• [Problem to work on]:
Pull every line containing the word "regelmäßige" from the records.

Dataset entries on figures:
>> Start

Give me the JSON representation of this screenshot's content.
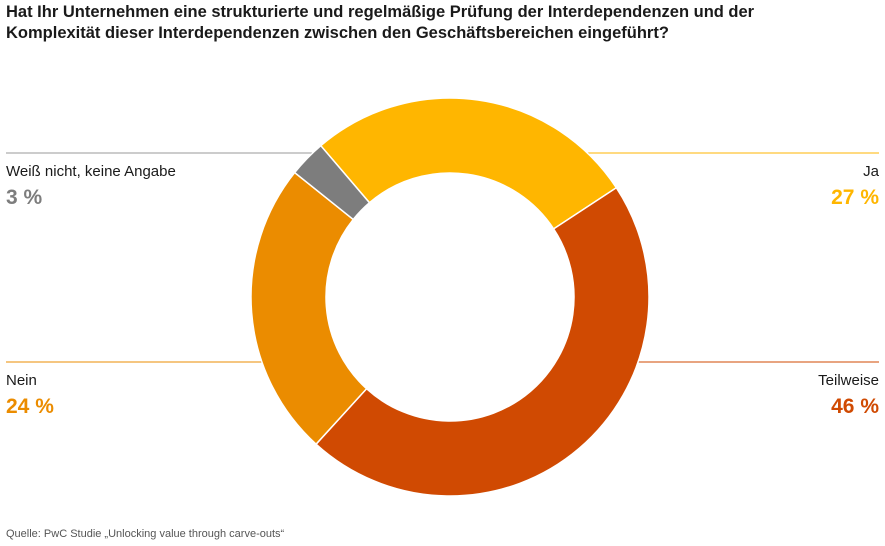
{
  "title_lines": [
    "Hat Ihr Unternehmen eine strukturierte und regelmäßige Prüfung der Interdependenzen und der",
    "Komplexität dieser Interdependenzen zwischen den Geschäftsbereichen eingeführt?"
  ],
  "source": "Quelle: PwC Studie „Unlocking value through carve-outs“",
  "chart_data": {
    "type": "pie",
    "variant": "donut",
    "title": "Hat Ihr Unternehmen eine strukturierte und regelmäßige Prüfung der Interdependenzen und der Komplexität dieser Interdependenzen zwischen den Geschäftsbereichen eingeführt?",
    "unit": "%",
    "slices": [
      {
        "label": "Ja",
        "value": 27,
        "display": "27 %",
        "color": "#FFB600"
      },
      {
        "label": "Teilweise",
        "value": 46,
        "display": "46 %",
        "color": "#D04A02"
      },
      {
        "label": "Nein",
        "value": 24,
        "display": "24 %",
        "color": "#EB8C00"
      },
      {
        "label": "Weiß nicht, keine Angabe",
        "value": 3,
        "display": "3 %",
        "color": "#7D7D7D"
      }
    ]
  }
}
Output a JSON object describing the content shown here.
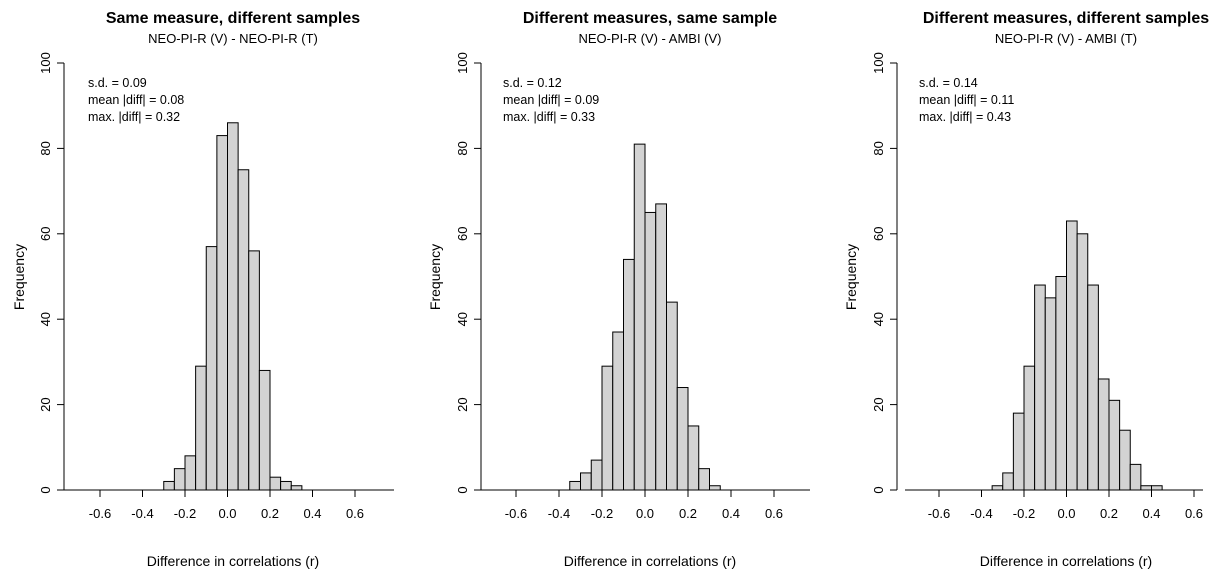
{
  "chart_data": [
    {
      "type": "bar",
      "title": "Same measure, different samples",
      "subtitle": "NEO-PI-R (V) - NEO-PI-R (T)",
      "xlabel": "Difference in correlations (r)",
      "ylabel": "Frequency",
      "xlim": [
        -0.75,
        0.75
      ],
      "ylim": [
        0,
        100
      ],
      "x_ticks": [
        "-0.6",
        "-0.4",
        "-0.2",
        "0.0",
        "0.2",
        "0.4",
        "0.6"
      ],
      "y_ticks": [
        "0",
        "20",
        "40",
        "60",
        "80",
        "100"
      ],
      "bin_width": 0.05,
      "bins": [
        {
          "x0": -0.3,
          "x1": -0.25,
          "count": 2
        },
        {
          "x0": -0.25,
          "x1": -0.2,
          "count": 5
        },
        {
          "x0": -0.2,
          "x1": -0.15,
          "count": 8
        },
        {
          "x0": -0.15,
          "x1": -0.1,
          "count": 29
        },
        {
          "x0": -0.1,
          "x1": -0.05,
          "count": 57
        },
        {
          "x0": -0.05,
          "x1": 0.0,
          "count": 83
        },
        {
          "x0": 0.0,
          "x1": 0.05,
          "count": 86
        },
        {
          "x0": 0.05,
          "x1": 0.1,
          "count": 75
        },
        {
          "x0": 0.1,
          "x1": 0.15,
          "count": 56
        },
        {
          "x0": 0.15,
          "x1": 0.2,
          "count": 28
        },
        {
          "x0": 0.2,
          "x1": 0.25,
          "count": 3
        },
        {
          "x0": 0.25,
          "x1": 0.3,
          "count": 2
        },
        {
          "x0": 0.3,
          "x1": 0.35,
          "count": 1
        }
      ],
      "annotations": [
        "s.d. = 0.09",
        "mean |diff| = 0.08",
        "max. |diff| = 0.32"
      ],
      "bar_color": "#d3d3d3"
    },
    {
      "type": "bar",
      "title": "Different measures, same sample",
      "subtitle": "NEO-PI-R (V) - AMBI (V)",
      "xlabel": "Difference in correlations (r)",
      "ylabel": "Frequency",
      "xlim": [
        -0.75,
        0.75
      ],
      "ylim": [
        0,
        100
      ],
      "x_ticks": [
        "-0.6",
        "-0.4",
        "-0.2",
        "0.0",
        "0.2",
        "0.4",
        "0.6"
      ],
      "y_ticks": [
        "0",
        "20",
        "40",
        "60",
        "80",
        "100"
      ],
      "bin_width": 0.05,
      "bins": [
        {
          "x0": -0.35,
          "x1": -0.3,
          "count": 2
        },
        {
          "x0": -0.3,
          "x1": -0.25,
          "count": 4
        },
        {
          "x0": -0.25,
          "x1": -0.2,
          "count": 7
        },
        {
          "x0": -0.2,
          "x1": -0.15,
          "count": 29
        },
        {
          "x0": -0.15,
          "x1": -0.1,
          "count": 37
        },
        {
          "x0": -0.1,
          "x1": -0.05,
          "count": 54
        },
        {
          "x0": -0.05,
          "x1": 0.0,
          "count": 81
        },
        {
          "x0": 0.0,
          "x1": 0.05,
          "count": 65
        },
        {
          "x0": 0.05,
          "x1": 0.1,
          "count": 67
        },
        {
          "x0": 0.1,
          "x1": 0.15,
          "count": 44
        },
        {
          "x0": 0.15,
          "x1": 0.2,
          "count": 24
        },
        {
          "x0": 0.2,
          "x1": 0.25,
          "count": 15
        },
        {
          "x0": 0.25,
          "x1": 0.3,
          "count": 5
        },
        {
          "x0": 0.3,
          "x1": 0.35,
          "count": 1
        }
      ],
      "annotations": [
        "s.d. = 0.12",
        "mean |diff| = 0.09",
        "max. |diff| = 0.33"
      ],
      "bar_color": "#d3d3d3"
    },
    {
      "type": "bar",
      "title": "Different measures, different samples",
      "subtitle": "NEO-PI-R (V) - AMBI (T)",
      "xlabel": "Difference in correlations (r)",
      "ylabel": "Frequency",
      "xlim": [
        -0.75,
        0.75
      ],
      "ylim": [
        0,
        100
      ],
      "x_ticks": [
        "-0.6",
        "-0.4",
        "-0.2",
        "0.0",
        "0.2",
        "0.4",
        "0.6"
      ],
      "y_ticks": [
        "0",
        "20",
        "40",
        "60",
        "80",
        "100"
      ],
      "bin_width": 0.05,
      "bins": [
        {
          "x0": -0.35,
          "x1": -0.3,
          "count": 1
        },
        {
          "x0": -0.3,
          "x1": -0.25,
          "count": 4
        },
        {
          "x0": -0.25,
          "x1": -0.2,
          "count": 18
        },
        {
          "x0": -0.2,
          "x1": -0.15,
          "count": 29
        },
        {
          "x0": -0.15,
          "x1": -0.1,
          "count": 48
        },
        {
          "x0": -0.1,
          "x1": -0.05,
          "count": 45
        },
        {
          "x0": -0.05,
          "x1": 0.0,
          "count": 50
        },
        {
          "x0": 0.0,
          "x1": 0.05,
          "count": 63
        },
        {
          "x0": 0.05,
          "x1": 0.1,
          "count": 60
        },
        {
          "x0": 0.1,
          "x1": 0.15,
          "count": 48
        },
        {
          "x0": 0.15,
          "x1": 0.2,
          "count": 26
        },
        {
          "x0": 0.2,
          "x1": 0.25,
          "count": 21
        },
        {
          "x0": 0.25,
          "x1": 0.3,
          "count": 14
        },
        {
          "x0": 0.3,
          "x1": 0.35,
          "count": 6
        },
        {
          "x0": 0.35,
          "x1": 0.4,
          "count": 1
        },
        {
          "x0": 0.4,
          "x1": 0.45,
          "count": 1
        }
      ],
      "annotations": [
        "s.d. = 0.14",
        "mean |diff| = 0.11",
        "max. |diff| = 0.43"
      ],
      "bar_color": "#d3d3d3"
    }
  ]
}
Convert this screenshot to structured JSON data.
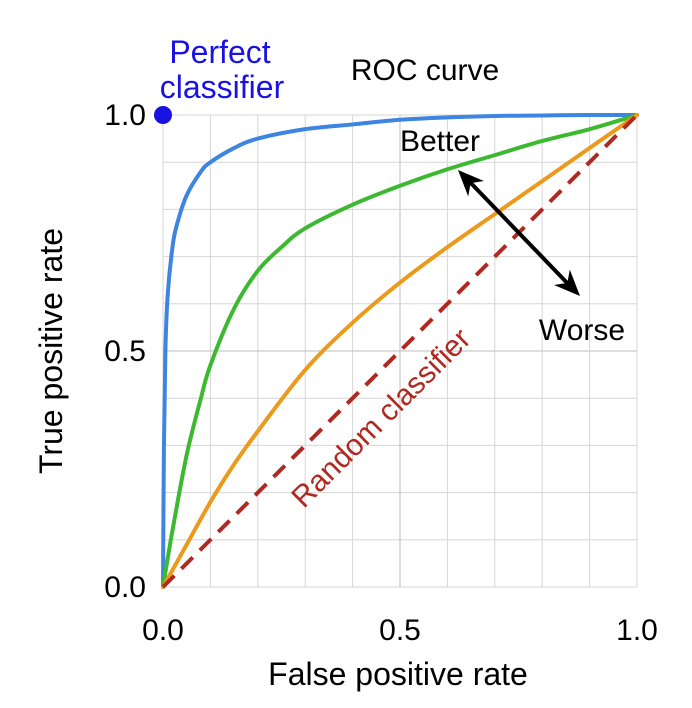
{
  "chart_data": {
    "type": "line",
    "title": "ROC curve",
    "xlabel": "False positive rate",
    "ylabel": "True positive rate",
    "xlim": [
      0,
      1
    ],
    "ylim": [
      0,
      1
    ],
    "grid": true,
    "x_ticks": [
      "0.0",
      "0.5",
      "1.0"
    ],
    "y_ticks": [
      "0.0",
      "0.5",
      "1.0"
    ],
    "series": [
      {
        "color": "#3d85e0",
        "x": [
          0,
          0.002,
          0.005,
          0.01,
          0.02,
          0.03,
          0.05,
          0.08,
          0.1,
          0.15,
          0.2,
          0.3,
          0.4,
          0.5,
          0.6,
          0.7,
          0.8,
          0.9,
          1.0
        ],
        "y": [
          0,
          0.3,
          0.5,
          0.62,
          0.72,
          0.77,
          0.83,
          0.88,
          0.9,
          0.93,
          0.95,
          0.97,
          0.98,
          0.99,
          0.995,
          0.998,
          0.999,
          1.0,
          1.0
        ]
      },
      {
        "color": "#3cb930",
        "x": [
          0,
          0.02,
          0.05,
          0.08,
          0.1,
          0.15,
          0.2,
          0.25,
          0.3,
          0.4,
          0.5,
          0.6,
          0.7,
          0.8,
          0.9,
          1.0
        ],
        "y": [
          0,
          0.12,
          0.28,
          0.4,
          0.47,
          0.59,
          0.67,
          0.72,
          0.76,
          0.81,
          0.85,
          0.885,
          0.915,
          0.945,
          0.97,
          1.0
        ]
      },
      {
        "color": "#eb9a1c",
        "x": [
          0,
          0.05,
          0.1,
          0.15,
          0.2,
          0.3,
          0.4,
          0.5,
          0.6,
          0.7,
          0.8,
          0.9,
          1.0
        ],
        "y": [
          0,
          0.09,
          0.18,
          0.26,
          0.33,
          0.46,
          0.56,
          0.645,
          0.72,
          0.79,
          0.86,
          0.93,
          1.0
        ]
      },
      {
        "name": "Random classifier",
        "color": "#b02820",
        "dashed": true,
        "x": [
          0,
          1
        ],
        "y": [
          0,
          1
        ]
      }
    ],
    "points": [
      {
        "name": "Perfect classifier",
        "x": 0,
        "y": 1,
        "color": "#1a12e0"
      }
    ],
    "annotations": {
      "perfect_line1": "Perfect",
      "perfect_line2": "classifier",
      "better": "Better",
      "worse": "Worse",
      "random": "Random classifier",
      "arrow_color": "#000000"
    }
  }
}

>> End

• [Worked answer]:
    "Hat Ihr Unternehmen eine strukturierte und regelmäßige Prüfung der Interdependenzen und der",
    "title": "Hat Ihr Unternehmen eine strukturierte und regelmäßige Prüfung der Interdependenzen und der Komplexität dieser Interdependenzen zwischen den Geschäftsbereichen eingeführt?",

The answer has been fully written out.